SUPPLIED RECORDS:
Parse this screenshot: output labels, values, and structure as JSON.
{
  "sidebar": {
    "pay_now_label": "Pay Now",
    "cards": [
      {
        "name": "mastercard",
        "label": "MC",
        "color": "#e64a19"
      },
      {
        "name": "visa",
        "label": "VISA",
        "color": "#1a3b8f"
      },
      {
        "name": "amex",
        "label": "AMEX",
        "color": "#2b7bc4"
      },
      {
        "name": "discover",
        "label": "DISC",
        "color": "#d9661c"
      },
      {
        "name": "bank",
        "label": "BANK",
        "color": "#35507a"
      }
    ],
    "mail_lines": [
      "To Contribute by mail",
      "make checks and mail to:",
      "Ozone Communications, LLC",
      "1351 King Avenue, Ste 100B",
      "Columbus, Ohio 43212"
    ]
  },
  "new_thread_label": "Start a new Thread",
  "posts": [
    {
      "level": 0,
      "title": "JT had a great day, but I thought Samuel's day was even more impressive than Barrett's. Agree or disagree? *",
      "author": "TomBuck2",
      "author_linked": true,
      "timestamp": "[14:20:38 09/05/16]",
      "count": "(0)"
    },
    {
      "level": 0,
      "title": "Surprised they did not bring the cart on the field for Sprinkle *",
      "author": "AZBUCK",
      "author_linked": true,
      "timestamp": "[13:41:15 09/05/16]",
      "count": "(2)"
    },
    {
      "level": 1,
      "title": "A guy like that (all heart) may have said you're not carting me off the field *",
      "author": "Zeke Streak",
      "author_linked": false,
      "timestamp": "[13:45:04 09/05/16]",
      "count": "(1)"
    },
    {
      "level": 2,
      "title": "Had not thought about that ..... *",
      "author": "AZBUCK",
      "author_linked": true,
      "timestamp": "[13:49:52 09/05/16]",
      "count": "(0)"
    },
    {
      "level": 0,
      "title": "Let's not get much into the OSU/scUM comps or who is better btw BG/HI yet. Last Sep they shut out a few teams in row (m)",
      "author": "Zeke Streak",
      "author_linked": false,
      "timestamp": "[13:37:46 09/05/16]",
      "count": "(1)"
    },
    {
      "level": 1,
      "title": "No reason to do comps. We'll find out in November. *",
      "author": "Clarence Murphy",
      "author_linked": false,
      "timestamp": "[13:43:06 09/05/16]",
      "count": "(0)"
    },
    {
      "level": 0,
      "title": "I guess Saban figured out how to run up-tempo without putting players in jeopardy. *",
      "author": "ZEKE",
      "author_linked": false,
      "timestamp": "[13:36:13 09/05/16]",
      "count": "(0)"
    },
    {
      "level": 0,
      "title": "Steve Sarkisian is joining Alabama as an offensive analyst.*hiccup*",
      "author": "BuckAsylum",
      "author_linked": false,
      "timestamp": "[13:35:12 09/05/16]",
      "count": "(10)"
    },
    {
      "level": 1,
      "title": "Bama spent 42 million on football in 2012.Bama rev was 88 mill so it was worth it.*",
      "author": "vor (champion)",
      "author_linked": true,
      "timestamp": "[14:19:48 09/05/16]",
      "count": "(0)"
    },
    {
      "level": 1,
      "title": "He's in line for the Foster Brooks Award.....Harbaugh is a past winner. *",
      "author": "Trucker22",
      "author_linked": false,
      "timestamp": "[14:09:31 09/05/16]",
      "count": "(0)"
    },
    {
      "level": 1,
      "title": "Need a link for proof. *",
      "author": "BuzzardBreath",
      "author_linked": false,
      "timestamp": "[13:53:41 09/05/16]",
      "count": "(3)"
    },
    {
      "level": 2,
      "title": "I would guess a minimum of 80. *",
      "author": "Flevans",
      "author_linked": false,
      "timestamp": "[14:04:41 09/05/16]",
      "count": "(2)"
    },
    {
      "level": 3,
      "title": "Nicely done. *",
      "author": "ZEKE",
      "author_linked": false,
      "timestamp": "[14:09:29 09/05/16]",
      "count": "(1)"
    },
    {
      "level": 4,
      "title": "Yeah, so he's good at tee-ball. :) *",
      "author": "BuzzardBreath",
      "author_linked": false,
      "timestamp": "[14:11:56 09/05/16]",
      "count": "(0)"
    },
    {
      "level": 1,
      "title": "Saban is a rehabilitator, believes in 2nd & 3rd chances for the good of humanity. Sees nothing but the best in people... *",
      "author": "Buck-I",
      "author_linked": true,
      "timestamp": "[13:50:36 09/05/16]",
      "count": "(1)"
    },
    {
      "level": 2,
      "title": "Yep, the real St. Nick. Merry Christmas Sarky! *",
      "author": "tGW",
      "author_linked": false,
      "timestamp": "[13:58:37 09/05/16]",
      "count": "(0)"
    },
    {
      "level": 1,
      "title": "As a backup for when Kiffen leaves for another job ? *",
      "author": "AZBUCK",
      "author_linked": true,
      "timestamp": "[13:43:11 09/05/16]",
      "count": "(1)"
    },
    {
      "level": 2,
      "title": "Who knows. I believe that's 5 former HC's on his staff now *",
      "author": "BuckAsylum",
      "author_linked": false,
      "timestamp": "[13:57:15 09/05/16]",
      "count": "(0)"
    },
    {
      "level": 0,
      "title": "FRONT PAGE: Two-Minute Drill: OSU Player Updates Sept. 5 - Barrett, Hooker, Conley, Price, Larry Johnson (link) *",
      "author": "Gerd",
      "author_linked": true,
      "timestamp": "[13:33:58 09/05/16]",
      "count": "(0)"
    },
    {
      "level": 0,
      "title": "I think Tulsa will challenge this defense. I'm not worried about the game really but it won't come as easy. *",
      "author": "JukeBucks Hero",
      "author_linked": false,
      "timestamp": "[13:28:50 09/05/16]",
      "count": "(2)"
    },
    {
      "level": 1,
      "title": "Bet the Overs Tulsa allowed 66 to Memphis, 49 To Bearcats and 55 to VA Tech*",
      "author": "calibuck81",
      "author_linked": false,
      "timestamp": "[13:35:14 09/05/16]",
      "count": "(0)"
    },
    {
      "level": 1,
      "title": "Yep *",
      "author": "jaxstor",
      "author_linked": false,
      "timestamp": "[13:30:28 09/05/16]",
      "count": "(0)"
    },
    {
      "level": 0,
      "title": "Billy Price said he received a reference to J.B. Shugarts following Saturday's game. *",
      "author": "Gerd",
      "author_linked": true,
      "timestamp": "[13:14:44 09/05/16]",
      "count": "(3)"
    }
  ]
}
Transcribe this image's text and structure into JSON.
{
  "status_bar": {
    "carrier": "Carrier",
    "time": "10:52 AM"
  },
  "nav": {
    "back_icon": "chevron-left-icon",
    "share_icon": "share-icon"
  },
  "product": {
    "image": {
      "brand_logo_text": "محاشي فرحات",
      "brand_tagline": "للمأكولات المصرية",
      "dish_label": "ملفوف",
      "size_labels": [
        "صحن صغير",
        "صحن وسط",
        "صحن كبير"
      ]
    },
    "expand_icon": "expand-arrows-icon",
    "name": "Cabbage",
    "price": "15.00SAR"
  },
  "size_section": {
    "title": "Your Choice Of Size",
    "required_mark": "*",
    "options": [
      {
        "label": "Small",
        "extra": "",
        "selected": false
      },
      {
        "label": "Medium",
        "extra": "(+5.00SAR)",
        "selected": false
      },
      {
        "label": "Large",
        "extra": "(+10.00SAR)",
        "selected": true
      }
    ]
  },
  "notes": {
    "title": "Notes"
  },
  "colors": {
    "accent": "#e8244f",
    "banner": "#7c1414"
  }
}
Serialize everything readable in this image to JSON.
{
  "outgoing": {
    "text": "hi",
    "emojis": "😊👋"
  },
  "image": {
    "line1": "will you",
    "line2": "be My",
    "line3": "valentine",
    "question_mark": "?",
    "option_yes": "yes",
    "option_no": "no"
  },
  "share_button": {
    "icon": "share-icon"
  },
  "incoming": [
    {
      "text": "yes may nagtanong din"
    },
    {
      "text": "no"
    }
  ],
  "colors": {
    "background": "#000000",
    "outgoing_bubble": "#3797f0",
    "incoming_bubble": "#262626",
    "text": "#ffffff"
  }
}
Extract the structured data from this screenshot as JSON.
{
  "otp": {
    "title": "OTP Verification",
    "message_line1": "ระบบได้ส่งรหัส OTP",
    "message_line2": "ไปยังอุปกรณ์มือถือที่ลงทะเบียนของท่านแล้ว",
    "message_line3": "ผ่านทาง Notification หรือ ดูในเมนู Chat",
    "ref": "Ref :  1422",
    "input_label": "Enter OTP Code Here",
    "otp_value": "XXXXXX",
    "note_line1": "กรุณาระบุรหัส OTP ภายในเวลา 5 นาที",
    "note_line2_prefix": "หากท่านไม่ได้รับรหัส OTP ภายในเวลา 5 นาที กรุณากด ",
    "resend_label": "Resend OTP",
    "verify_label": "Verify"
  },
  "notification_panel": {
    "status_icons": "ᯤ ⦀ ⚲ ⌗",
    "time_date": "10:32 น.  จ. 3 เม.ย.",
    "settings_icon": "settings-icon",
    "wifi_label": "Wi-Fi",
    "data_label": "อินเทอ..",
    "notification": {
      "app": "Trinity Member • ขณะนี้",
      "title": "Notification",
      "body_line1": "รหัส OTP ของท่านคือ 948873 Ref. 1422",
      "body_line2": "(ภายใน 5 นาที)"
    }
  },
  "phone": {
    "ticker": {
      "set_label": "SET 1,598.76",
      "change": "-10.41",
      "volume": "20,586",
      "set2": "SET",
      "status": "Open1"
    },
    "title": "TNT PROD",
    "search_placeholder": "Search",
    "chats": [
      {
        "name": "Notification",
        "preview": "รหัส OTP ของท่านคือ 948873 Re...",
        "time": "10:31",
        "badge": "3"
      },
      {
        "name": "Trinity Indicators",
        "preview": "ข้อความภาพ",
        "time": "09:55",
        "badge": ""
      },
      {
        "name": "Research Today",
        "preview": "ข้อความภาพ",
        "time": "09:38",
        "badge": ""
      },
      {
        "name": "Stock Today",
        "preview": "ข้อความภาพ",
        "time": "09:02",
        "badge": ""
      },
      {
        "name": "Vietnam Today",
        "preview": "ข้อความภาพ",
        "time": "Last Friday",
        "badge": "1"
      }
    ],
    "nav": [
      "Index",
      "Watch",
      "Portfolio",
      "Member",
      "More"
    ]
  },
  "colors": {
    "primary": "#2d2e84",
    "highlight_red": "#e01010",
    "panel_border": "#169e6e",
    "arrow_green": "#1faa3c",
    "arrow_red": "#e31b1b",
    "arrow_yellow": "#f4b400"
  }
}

WHAT THE TASK ASKS: State how many lines above include the word "field", and nothing more.

REPLY TO THE TASK: 2